━━━━━ Supplied records ━━━━━

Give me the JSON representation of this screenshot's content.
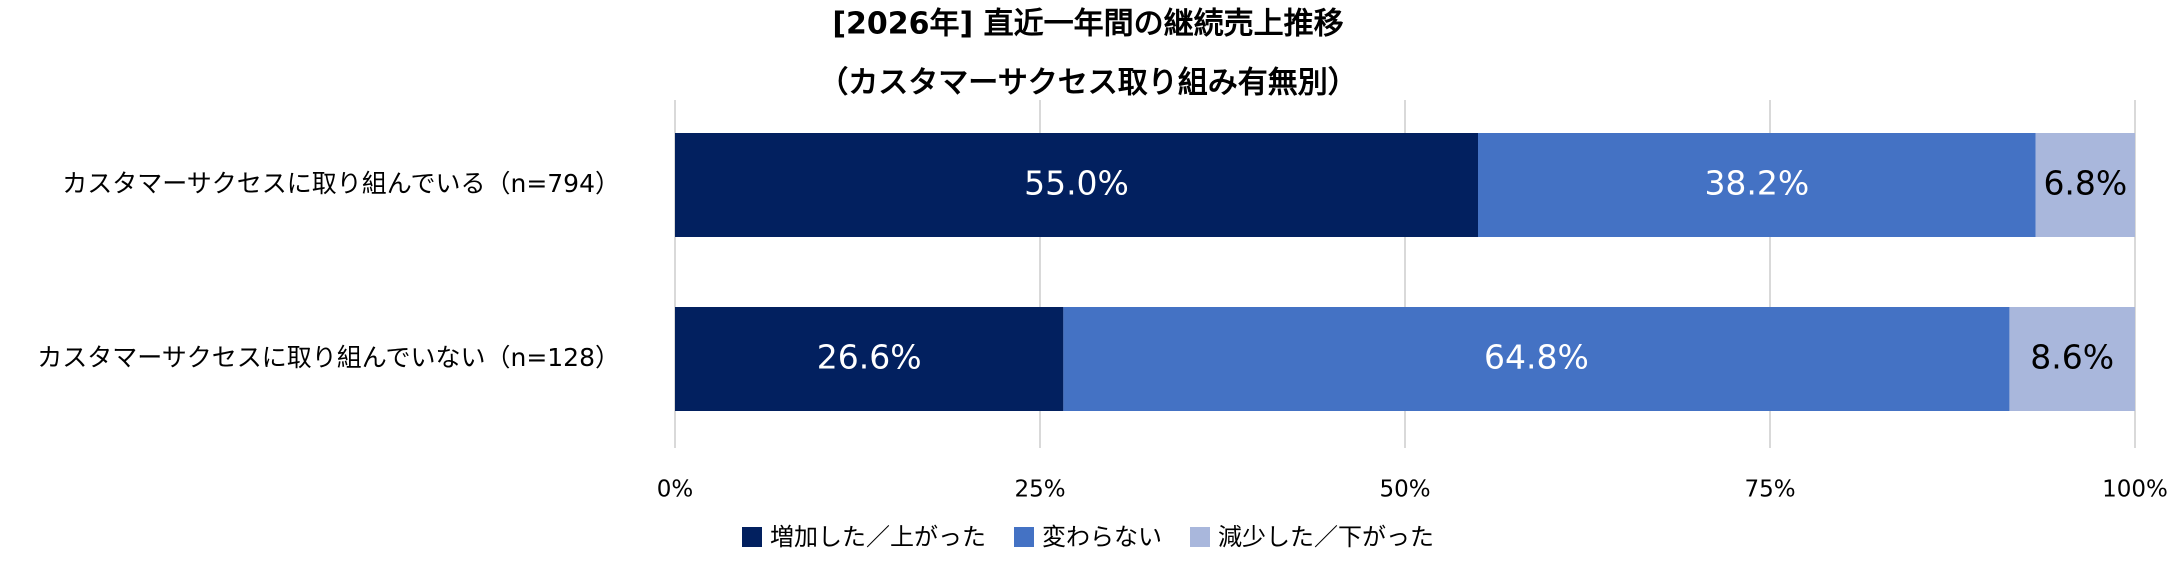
{
  "chart_data": {
    "type": "stacked-bar-horizontal",
    "title": "[2026年] 直近一年間の継続売上推移",
    "subtitle": "（カスタマーサクセス取り組み有無別）",
    "categories": [
      "カスタマーサクセスに取り組んでいる（n=794）",
      "カスタマーサクセスに取り組んでいない（n=128）"
    ],
    "series": [
      {
        "name": "増加した／上がった",
        "color": "#02205f",
        "values": [
          55.0,
          26.6
        ],
        "value_labels": [
          "55.0%",
          "26.6%"
        ]
      },
      {
        "name": "変わらない",
        "color": "#4472c4",
        "values": [
          38.2,
          64.8
        ],
        "value_labels": [
          "38.2%",
          "64.8%"
        ]
      },
      {
        "name": "減少した／下がった",
        "color": "#a9b7dc",
        "values": [
          6.8,
          8.6
        ],
        "value_labels": [
          "6.8%",
          "8.6%"
        ]
      }
    ],
    "xlim": [
      0,
      100
    ],
    "xticks": [
      {
        "value": 0,
        "label": "0%"
      },
      {
        "value": 25,
        "label": "25%"
      },
      {
        "value": 50,
        "label": "50%"
      },
      {
        "value": 75,
        "label": "75%"
      },
      {
        "value": 100,
        "label": "100%"
      }
    ],
    "grid": true,
    "legend": "bottom"
  }
}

━━━━━

**Directive:**
Your task is to repeat the material above exactly, without its pictures.

**Exercise solution:**
Give me the JSON representation of this screenshot's content.
{
  "chart_data": {
    "type": "stacked-bar-horizontal",
    "title": "[2026年] 直近一年間の継続売上推移",
    "subtitle": "（カスタマーサクセス取り組み有無別）",
    "categories": [
      "カスタマーサクセスに取り組んでいる（n=794）",
      "カスタマーサクセスに取り組んでいない（n=128）"
    ],
    "series": [
      {
        "name": "増加した／上がった",
        "color": "#02205f",
        "values": [
          55.0,
          26.6
        ],
        "value_labels": [
          "55.0%",
          "26.6%"
        ]
      },
      {
        "name": "変わらない",
        "color": "#4472c4",
        "values": [
          38.2,
          64.8
        ],
        "value_labels": [
          "38.2%",
          "64.8%"
        ]
      },
      {
        "name": "減少した／下がった",
        "color": "#a9b7dc",
        "values": [
          6.8,
          8.6
        ],
        "value_labels": [
          "6.8%",
          "8.6%"
        ]
      }
    ],
    "xlim": [
      0,
      100
    ],
    "xticks": [
      {
        "value": 0,
        "label": "0%"
      },
      {
        "value": 25,
        "label": "25%"
      },
      {
        "value": 50,
        "label": "50%"
      },
      {
        "value": 75,
        "label": "75%"
      },
      {
        "value": 100,
        "label": "100%"
      }
    ],
    "grid": true,
    "legend": "bottom"
  }
}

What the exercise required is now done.